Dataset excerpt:
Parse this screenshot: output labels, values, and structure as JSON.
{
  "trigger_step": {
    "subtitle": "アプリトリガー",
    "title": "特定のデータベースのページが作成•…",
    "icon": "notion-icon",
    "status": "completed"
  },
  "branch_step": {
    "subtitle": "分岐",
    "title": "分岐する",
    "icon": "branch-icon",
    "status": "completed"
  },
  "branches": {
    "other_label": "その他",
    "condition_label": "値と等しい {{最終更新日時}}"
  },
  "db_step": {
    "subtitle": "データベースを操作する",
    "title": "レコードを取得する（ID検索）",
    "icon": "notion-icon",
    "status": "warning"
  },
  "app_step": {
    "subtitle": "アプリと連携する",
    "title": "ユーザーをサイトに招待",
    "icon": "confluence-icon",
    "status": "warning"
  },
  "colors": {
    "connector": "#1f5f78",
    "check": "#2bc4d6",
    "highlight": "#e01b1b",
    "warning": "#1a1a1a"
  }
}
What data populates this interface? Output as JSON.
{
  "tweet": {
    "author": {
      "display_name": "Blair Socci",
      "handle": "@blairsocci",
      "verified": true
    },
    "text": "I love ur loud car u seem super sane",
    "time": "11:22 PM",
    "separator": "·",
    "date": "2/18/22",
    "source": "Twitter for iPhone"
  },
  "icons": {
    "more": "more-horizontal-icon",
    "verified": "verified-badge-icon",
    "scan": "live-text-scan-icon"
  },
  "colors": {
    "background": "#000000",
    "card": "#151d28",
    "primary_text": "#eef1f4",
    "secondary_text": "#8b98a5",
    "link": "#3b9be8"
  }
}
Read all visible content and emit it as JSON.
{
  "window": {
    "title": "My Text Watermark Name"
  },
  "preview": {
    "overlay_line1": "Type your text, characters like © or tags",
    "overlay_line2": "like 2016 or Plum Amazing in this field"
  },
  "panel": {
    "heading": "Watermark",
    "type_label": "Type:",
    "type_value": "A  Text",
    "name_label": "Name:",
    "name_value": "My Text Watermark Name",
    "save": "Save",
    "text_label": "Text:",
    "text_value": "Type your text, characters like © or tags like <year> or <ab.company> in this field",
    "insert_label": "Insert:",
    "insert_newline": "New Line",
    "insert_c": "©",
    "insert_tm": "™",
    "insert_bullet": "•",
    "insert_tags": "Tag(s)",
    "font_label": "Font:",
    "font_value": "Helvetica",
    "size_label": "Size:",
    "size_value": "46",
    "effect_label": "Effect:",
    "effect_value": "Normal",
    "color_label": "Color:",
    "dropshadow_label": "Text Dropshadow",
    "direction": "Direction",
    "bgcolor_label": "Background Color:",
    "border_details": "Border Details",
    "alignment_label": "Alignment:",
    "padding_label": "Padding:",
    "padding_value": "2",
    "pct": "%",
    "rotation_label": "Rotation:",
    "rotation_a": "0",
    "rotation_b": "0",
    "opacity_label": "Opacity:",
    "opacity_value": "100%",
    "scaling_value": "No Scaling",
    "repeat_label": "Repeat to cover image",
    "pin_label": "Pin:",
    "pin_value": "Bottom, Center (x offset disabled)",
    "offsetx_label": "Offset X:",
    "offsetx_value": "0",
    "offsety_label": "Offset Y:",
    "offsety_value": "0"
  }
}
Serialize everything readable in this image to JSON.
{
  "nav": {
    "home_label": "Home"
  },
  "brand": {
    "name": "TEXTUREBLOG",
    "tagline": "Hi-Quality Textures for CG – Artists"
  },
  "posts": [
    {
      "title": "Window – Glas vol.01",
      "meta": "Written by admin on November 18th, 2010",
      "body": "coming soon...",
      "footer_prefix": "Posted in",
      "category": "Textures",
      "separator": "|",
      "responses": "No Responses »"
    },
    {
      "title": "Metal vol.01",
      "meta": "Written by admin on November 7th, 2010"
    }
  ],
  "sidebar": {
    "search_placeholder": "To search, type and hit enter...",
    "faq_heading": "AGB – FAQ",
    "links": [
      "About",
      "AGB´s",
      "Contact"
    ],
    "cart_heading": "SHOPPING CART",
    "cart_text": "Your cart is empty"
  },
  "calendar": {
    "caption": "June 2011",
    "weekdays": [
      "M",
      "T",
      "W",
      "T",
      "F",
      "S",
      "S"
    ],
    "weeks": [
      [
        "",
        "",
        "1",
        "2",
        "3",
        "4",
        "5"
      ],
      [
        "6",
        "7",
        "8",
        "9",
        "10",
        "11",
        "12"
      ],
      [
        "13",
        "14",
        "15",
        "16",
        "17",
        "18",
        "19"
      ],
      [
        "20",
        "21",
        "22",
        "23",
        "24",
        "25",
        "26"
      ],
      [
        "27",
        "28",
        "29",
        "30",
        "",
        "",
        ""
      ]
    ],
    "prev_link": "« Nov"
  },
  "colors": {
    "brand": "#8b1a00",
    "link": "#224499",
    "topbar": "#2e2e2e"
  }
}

◆ GIVEN TASK
Return from the data every line that holds "JSON".

◆ RESPONSE FOR THIS EXERCISE
Parse this screenshot: output labels, values, and structure as JSON.
What data populates this interface? Output as JSON.
Read all visible content and emit it as JSON.
Serialize everything readable in this image to JSON.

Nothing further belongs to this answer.